Copy every entry exactly.

========================

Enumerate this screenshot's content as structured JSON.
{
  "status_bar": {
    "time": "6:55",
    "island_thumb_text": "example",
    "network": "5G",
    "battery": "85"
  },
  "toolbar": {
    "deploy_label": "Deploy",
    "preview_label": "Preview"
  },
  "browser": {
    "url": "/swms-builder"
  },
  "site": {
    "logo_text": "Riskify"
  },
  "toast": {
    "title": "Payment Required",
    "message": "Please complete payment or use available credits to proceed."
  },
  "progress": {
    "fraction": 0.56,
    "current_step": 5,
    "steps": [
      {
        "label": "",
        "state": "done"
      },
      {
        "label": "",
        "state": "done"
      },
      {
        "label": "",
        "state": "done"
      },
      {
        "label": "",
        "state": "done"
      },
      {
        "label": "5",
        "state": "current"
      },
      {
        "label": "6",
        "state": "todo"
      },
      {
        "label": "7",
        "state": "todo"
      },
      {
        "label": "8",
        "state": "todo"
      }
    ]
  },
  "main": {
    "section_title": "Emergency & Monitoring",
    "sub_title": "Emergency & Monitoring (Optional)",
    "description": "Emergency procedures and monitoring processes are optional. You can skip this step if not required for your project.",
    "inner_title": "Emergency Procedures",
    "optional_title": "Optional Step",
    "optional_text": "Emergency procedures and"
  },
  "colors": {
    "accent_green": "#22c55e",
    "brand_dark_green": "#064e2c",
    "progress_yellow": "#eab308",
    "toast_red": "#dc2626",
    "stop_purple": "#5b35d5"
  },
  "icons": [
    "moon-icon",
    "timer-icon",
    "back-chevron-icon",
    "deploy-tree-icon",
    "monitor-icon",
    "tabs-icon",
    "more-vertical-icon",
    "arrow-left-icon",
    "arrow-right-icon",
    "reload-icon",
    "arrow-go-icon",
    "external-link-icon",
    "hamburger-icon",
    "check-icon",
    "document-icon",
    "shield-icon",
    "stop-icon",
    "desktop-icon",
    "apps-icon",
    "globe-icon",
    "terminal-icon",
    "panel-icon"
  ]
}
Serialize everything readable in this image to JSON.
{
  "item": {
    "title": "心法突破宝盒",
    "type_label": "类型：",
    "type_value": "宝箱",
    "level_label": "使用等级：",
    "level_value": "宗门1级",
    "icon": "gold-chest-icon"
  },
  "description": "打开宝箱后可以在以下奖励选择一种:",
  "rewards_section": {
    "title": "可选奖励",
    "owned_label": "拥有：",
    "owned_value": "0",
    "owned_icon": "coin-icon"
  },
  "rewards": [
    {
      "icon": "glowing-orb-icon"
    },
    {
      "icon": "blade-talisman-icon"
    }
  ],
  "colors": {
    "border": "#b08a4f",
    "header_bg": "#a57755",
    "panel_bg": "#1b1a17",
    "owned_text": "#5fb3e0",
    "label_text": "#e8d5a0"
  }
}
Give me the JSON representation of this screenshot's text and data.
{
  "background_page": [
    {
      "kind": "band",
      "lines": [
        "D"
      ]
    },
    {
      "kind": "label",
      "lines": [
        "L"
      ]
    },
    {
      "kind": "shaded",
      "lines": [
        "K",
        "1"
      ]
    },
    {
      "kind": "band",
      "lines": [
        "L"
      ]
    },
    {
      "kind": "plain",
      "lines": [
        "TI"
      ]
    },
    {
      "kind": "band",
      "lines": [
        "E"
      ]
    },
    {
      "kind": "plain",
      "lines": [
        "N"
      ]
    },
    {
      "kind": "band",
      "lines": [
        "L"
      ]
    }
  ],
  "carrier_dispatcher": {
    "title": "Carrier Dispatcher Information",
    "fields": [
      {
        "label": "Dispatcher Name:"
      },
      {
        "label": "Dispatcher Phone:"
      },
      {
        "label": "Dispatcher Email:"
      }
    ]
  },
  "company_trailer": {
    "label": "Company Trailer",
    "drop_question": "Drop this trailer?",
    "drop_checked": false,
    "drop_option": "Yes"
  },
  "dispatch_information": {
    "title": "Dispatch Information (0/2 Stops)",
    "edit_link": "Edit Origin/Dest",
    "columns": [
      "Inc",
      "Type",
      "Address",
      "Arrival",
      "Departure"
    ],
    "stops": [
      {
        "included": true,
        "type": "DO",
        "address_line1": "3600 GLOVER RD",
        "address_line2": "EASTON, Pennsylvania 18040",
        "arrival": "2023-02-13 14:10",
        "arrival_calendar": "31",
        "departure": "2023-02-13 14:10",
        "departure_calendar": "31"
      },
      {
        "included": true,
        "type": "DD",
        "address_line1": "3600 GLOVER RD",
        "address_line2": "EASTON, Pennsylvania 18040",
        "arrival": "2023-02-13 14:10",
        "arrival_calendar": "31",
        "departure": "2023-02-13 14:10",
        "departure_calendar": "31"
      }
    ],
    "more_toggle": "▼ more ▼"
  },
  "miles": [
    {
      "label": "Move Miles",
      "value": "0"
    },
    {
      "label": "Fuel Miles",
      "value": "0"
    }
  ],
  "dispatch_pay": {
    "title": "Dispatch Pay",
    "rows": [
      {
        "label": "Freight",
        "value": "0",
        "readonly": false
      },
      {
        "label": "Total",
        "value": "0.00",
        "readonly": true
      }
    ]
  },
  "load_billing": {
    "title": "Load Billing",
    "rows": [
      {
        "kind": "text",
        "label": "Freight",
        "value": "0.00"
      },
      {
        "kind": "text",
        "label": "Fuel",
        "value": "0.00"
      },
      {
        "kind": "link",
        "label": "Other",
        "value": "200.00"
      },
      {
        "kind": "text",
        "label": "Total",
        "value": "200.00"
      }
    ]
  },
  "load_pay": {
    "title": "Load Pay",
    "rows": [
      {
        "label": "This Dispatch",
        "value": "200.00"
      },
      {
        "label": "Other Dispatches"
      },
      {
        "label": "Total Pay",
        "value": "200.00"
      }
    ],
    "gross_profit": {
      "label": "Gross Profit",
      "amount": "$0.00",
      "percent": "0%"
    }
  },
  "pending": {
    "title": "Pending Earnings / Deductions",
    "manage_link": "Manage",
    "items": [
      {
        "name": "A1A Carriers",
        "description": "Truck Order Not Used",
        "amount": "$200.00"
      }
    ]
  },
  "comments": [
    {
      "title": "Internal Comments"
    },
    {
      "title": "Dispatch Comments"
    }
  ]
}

========================

| The completed task |
Enumerate this screenshot's content as structured JSON.
{
  "status_bar": {
    "time": "6:55",
    "island_thumb_text": "example",
    "network": "5G",
    "battery": "85"
  },
  "toolbar": {
    "deploy_label": "Deploy",
    "preview_label": "Preview"
  },
  "browser": {
    "url": "/swms-builder"
  },
  "site": {
    "logo_text": "Riskify"
  },
  "toast": {
    "title": "Payment Required",
    "message": "Please complete payment or use available credits to proceed."
  },
  "progress": {
    "fraction": 0.56,
    "current_step": 5,
    "steps": [
      {
        "label": "",
        "state": "done"
      },
      {
        "label": "",
        "state": "done"
      },
      {
        "label": "",
        "state": "done"
      },
      {
        "label": "",
        "state": "done"
      },
      {
        "label": "5",
        "state": "current"
      },
      {
        "label": "6",
        "state": "todo"
      },
      {
        "label": "7",
        "state": "todo"
      },
      {
        "label": "8",
        "state": "todo"
      }
    ]
  },
  "main": {
    "section_title": "Emergency & Monitoring",
    "sub_title": "Emergency & Monitoring (Optional)",
    "description": "Emergency procedures and monitoring processes are optional. You can skip this step if not required for your project.",
    "inner_title": "Emergency Procedures",
    "optional_title": "Optional Step",
    "optional_text": "Emergency procedures and"
  },
  "colors": {
    "accent_green": "#22c55e",
    "brand_dark_green": "#064e2c",
    "progress_yellow": "#eab308",
    "toast_red": "#dc2626",
    "stop_purple": "#5b35d5"
  },
  "icons": [
    "moon-icon",
    "timer-icon",
    "back-chevron-icon",
    "deploy-tree-icon",
    "monitor-icon",
    "tabs-icon",
    "more-vertical-icon",
    "arrow-left-icon",
    "arrow-right-icon",
    "reload-icon",
    "arrow-go-icon",
    "external-link-icon",
    "hamburger-icon",
    "check-icon",
    "document-icon",
    "shield-icon",
    "stop-icon",
    "desktop-icon",
    "apps-icon",
    "globe-icon",
    "terminal-icon",
    "panel-icon"
  ]
}
Serialize everything readable in this image to JSON.
{
  "item": {
    "title": "心法突破宝盒",
    "type_label": "类型：",
    "type_value": "宝箱",
    "level_label": "使用等级：",
    "level_value": "宗门1级",
    "icon": "gold-chest-icon"
  },
  "description": "打开宝箱后可以在以下奖励选择一种:",
  "rewards_section": {
    "title": "可选奖励",
    "owned_label": "拥有：",
    "owned_value": "0",
    "owned_icon": "coin-icon"
  },
  "rewards": [
    {
      "icon": "glowing-orb-icon"
    },
    {
      "icon": "blade-talisman-icon"
    }
  ],
  "colors": {
    "border": "#b08a4f",
    "header_bg": "#a57755",
    "panel_bg": "#1b1a17",
    "owned_text": "#5fb3e0",
    "label_text": "#e8d5a0"
  }
}
Give me the JSON representation of this screenshot's text and data.
{
  "background_page": [
    {
      "kind": "band",
      "lines": [
        "D"
      ]
    },
    {
      "kind": "label",
      "lines": [
        "L"
      ]
    },
    {
      "kind": "shaded",
      "lines": [
        "K",
        "1"
      ]
    },
    {
      "kind": "band",
      "lines": [
        "L"
      ]
    },
    {
      "kind": "plain",
      "lines": [
        "TI"
      ]
    },
    {
      "kind": "band",
      "lines": [
        "E"
      ]
    },
    {
      "kind": "plain",
      "lines": [
        "N"
      ]
    },
    {
      "kind": "band",
      "lines": [
        "L"
      ]
    }
  ],
  "carrier_dispatcher": {
    "title": "Carrier Dispatcher Information",
    "fields": [
      {
        "label": "Dispatcher Name:"
      },
      {
        "label": "Dispatcher Phone:"
      },
      {
        "label": "Dispatcher Email:"
      }
    ]
  },
  "company_trailer": {
    "label": "Company Trailer",
    "drop_question": "Drop this trailer?",
    "drop_checked": false,
    "drop_option": "Yes"
  },
  "dispatch_information": {
    "title": "Dispatch Information (0/2 Stops)",
    "edit_link": "Edit Origin/Dest",
    "columns": [
      "Inc",
      "Type",
      "Address",
      "Arrival",
      "Departure"
    ],
    "stops": [
      {
        "included": true,
        "type": "DO",
        "address_line1": "3600 GLOVER RD",
        "address_line2": "EASTON, Pennsylvania 18040",
        "arrival": "2023-02-13 14:10",
        "arrival_calendar": "31",
        "departure": "2023-02-13 14:10",
        "departure_calendar": "31"
      },
      {
        "included": true,
        "type": "DD",
        "address_line1": "3600 GLOVER RD",
        "address_line2": "EASTON, Pennsylvania 18040",
        "arrival": "2023-02-13 14:10",
        "arrival_calendar": "31",
        "departure": "2023-02-13 14:10",
        "departure_calendar": "31"
      }
    ],
    "more_toggle": "▼ more ▼"
  },
  "miles": [
    {
      "label": "Move Miles",
      "value": "0"
    },
    {
      "label": "Fuel Miles",
      "value": "0"
    }
  ],
  "dispatch_pay": {
    "title": "Dispatch Pay",
    "rows": [
      {
        "label": "Freight",
        "value": "0",
        "readonly": false
      },
      {
        "label": "Total",
        "value": "0.00",
        "readonly": true
      }
    ]
  },
  "load_billing": {
    "title": "Load Billing",
    "rows": [
      {
        "kind": "text",
        "label": "Freight",
        "value": "0.00"
      },
      {
        "kind": "text",
        "label": "Fuel",
        "value": "0.00"
      },
      {
        "kind": "link",
        "label": "Other",
        "value": "200.00"
      },
      {
        "kind": "text",
        "label": "Total",
        "value": "200.00"
      }
    ]
  },
  "load_pay": {
    "title": "Load Pay",
    "rows": [
      {
        "label": "This Dispatch",
        "value": "200.00"
      },
      {
        "label": "Other Dispatches"
      },
      {
        "label": "Total Pay",
        "value": "200.00"
      }
    ],
    "gross_profit": {
      "label": "Gross Profit",
      "amount": "$0.00",
      "percent": "0%"
    }
  },
  "pending": {
    "title": "Pending Earnings / Deductions",
    "manage_link": "Manage",
    "items": [
      {
        "name": "A1A Carriers",
        "description": "Truck Order Not Used",
        "amount": "$200.00"
      }
    ]
  },
  "comments": [
    {
      "title": "Internal Comments"
    },
    {
      "title": "Dispatch Comments"
    }
  ]
}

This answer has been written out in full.